## START DATA SECTION
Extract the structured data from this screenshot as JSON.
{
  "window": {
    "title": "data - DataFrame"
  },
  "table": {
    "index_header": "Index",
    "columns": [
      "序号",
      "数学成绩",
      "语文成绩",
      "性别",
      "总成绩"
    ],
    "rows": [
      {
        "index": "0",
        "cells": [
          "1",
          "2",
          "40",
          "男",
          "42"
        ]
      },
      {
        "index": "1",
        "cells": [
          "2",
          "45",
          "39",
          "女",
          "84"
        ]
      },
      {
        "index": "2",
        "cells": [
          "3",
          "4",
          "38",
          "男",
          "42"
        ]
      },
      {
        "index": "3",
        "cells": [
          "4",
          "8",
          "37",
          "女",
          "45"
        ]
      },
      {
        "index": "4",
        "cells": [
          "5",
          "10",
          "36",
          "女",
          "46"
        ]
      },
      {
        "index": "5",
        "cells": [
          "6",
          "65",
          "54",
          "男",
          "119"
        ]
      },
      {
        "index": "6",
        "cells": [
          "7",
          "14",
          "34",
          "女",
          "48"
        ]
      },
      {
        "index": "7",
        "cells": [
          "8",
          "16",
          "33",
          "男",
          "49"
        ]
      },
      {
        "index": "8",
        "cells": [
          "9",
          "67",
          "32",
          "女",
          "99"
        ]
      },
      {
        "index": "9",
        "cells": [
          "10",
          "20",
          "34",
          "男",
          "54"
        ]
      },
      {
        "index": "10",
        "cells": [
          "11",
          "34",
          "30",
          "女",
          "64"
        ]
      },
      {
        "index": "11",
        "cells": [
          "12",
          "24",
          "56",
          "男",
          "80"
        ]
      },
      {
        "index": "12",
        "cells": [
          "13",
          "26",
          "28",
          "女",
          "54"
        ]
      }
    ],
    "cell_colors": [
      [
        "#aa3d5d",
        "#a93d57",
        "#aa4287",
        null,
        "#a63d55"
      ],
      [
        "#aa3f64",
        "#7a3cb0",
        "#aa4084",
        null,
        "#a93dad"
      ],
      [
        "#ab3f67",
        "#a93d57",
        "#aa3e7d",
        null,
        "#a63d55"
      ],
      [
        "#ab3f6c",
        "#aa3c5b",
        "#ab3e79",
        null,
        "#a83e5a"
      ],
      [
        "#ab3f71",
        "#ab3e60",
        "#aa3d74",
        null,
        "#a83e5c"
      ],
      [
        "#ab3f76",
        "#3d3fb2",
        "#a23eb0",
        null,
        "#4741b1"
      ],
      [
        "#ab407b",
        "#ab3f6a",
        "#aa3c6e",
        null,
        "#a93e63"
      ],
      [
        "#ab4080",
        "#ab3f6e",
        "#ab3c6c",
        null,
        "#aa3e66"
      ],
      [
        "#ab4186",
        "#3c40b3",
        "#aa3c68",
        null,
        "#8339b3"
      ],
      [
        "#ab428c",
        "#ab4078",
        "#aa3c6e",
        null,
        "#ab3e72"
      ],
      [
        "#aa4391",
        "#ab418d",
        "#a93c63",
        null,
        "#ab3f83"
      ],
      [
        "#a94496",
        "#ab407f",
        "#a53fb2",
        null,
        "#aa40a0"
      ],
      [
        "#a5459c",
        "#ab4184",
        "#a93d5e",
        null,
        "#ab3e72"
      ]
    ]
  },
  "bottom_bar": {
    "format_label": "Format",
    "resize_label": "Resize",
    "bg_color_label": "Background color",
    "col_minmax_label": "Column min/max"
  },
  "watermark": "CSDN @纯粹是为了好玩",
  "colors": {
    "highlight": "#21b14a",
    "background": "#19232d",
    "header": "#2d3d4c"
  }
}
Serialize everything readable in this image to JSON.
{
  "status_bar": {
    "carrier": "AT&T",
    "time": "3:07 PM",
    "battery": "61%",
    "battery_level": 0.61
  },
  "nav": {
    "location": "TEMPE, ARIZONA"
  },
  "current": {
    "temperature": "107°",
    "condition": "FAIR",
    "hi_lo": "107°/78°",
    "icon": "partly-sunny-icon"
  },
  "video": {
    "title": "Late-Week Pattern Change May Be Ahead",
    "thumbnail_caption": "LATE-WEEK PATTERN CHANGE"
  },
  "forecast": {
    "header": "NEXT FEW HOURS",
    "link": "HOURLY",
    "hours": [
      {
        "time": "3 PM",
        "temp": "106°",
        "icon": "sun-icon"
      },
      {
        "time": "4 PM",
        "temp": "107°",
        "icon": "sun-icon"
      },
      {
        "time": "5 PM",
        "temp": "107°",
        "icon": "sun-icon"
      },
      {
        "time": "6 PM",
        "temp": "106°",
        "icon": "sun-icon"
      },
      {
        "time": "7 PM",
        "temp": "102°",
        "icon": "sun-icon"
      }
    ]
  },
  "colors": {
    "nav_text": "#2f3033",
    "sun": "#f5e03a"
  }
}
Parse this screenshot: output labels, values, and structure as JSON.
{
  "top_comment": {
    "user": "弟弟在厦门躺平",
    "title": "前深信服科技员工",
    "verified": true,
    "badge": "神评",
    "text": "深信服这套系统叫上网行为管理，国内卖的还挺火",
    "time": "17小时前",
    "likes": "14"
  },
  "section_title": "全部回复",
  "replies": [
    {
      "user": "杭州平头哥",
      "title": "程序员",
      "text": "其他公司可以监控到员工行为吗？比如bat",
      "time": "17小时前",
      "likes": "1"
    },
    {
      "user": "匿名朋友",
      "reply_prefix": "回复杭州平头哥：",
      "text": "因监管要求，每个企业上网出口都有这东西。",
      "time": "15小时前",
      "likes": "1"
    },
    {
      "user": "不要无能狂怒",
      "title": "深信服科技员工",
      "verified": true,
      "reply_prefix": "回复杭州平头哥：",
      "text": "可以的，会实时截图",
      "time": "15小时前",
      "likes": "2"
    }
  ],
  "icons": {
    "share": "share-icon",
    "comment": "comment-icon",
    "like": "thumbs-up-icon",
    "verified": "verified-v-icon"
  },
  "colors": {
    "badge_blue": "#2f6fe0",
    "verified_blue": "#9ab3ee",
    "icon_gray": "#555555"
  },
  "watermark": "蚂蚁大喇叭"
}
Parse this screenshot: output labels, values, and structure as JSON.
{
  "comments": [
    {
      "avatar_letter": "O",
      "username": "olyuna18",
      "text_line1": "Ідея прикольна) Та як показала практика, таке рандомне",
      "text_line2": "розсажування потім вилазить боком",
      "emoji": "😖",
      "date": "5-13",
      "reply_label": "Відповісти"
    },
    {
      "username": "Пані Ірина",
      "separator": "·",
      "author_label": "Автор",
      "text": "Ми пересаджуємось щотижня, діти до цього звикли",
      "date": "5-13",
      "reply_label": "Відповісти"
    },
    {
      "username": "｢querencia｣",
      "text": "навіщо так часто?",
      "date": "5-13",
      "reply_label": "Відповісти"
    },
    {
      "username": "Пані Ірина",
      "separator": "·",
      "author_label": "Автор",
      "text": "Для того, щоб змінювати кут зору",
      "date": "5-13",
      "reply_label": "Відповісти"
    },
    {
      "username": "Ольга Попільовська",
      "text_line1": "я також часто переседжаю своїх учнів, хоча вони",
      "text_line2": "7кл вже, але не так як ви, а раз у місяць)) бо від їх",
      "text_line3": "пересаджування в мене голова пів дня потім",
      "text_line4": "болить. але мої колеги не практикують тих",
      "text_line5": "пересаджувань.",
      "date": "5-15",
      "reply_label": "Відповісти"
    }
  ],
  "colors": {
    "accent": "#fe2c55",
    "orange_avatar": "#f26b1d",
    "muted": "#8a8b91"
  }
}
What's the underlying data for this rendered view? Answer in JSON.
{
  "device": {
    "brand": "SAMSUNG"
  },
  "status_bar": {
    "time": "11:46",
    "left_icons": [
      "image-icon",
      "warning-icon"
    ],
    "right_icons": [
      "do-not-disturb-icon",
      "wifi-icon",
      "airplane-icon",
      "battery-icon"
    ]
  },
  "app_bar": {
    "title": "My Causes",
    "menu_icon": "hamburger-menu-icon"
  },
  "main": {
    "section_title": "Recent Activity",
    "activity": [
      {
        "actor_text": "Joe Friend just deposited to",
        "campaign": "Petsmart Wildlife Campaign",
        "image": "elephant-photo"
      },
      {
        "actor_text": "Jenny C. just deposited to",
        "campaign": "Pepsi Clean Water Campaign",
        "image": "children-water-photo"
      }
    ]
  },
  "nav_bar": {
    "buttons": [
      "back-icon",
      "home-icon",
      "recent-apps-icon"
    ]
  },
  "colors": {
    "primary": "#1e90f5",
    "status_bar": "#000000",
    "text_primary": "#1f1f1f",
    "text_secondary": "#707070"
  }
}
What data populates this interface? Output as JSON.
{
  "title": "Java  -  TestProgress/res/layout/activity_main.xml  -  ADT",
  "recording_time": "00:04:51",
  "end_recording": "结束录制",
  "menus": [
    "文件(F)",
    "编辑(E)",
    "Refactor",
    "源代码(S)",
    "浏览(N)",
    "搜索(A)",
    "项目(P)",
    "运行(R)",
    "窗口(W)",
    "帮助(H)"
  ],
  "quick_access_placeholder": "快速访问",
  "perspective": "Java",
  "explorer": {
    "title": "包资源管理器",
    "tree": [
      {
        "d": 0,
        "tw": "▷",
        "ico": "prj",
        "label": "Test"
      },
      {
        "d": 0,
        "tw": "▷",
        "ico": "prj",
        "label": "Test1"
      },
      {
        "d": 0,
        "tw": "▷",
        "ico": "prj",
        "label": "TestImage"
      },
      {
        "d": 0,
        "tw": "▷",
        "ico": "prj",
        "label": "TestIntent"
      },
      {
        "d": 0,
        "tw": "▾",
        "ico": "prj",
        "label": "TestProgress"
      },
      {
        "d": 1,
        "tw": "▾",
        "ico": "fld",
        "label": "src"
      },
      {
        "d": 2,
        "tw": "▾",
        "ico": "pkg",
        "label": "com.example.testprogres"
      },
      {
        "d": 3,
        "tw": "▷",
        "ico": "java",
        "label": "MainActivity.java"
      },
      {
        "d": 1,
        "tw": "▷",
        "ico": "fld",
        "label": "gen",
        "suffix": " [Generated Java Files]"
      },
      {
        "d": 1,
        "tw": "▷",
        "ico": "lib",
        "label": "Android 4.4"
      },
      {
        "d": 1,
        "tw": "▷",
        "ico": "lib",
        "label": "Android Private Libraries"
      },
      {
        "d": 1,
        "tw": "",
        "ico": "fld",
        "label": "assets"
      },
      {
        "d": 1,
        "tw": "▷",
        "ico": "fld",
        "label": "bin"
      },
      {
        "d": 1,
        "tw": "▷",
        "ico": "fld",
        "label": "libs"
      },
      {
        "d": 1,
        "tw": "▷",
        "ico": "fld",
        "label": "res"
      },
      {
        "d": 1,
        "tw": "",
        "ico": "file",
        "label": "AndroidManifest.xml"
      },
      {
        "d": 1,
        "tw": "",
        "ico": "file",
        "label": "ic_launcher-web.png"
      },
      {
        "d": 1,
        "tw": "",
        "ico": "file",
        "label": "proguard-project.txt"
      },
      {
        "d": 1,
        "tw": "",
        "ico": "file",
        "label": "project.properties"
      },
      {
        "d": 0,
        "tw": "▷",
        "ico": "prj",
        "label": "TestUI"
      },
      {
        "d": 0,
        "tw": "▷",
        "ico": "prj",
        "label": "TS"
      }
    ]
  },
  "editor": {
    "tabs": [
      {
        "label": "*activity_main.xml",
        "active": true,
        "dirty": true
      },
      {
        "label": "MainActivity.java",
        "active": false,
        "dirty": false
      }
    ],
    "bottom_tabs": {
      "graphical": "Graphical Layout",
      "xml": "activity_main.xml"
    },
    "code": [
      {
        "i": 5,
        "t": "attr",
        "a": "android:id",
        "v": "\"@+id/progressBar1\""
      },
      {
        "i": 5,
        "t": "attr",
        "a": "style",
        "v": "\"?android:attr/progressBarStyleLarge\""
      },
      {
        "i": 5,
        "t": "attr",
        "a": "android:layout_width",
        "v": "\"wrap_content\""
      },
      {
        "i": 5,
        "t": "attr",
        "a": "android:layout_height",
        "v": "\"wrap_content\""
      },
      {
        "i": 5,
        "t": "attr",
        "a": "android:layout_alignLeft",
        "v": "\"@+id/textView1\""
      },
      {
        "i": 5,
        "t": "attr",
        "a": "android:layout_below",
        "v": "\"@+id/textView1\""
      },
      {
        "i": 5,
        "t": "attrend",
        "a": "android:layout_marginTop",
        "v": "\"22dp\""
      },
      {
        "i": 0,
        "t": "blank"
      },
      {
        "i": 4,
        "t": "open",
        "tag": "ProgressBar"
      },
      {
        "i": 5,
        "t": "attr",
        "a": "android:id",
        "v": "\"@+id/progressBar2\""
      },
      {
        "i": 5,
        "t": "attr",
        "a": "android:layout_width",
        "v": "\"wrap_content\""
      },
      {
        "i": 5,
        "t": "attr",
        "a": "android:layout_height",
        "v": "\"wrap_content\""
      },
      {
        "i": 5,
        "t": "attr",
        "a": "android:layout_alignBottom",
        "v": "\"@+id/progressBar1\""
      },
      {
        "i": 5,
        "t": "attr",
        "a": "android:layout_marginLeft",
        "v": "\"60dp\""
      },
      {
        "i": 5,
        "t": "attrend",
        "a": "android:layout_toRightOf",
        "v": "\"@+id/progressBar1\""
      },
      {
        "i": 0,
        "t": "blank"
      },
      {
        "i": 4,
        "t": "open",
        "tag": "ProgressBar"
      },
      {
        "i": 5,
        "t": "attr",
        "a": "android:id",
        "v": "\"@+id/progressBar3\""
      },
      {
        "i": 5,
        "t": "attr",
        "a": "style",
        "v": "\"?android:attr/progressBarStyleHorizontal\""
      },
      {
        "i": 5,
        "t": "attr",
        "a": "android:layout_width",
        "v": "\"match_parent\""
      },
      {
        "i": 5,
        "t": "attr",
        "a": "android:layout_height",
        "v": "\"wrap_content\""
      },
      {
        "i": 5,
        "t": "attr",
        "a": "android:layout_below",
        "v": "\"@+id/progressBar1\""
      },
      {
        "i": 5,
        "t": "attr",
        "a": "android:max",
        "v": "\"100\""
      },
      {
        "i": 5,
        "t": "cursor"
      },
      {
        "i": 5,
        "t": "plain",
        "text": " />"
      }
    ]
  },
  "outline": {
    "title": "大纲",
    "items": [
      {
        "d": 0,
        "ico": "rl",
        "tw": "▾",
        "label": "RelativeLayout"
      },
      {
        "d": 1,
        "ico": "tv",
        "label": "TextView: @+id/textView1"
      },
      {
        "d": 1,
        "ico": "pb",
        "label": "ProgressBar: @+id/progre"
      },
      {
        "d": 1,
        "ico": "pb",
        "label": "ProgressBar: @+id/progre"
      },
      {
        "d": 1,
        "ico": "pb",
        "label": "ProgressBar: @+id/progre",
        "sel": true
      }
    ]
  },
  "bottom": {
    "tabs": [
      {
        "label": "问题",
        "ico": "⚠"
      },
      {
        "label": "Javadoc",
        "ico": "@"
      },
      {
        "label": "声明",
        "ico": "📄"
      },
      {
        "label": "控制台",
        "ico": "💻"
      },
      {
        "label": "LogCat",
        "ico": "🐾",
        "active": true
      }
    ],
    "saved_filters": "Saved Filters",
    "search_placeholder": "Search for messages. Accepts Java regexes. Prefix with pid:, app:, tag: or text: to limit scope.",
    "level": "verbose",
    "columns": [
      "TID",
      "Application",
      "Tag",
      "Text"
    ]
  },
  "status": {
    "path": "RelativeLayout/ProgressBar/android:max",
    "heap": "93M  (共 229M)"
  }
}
## END DATA SECTION
◆ **WHAT NEEDS TO BE DONE**
From the records, copy every line that has the string "active" in it.

◆ **ANSWER TO THE PROBLEM**
        "active": true,
        "active": false,
        "active": true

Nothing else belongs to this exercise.